→ GIVEN EXERCISE
Check every line below for the word "GEFS" and copy the ones that have it.

→ Figure dataset records
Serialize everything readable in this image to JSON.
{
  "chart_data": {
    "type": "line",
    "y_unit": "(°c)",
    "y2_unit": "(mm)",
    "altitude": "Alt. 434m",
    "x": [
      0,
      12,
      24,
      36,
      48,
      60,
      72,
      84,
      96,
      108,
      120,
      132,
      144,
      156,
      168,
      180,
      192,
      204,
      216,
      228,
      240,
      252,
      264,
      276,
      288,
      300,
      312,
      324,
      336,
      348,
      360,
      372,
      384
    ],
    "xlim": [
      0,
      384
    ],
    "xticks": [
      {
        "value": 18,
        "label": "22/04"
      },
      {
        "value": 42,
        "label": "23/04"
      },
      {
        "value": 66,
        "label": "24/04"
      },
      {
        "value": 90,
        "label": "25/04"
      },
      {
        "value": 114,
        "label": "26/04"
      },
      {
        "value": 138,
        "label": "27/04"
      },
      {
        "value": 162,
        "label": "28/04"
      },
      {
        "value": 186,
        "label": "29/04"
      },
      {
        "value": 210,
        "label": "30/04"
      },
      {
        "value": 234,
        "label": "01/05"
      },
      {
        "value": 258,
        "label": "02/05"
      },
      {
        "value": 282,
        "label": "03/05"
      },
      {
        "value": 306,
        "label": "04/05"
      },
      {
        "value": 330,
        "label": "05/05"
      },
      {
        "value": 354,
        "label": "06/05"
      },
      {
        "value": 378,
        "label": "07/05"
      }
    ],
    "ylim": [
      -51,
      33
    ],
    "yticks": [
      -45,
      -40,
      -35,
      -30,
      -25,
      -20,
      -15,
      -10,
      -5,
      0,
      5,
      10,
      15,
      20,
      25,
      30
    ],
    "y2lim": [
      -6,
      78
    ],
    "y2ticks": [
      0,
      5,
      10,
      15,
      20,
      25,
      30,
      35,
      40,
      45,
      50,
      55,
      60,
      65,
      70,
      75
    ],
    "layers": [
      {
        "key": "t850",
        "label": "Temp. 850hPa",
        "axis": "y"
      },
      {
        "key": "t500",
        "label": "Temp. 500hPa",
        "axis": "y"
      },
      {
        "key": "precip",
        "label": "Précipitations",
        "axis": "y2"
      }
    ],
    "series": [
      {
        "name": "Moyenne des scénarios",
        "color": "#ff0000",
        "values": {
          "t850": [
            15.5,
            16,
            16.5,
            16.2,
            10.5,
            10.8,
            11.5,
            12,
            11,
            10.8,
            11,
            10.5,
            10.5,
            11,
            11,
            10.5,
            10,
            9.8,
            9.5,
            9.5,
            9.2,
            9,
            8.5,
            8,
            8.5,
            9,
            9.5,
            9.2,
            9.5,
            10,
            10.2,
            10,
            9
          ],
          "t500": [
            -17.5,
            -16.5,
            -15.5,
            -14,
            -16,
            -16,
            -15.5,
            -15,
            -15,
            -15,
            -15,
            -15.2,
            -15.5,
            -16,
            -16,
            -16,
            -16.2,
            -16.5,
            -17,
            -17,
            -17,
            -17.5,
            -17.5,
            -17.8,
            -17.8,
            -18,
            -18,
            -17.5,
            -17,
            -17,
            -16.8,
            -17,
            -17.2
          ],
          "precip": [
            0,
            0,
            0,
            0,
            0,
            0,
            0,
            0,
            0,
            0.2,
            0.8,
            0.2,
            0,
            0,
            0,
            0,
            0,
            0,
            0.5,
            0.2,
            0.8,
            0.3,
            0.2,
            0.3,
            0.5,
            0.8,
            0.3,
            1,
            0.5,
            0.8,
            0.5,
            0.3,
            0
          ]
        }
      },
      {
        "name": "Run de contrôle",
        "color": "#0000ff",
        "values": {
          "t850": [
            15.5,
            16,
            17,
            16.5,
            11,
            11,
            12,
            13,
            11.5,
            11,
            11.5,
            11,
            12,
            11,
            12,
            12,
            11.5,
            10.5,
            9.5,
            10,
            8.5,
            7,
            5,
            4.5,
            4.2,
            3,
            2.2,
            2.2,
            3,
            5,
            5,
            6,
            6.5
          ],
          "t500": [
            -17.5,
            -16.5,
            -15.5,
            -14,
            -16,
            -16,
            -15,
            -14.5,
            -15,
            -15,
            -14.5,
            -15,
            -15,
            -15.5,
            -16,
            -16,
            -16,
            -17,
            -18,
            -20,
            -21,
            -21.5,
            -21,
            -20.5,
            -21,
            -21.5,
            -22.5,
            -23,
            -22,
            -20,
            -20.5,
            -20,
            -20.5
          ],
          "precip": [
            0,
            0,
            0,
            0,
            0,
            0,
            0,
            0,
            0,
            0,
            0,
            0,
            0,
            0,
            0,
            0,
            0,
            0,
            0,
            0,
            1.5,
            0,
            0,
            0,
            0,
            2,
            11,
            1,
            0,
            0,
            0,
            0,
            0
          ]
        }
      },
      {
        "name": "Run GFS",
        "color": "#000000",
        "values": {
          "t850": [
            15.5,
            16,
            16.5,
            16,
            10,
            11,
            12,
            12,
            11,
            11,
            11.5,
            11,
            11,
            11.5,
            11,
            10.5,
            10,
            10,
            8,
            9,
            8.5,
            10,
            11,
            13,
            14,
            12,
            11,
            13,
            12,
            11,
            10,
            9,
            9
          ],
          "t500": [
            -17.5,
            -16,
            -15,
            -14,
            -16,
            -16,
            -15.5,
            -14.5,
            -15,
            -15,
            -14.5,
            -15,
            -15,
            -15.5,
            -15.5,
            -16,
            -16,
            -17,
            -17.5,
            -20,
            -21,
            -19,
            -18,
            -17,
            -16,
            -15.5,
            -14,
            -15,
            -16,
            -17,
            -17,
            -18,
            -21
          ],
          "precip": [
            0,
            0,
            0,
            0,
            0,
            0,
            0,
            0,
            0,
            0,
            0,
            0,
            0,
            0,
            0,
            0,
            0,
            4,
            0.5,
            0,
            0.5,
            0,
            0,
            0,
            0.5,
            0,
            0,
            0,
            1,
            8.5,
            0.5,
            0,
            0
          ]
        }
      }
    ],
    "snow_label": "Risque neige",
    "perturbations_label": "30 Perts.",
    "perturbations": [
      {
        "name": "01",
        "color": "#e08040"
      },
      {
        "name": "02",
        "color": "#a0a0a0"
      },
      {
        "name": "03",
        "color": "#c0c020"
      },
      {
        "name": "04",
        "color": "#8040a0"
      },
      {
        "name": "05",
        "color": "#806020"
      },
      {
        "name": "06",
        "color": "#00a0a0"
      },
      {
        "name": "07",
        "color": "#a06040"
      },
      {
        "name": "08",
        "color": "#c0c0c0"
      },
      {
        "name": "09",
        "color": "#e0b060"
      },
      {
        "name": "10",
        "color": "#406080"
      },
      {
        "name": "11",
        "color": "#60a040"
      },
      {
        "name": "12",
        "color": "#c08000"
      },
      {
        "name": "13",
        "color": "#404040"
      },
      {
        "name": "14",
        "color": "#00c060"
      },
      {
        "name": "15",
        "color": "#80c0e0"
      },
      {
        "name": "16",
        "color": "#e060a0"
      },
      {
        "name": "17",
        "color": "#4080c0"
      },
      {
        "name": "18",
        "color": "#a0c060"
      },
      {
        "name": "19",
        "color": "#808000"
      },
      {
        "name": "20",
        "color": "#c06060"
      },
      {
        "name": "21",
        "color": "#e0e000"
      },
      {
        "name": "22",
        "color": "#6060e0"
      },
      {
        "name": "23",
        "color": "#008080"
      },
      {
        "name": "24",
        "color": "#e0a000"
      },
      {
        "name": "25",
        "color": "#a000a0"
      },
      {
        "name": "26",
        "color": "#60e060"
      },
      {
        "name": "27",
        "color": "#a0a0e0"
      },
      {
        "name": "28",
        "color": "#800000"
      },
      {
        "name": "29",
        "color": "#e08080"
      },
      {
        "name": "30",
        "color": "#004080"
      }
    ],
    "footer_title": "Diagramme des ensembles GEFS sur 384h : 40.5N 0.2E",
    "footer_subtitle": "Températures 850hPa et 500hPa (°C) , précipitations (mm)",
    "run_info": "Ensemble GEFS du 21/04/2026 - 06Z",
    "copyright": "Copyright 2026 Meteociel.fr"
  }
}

→ FINISHED EXERCISE
    "footer_title": "Diagramme des ensembles GEFS sur 384h : 40.5N 0.2E",
    "run_info": "Ensemble GEFS du 21/04/2026 - 06Z",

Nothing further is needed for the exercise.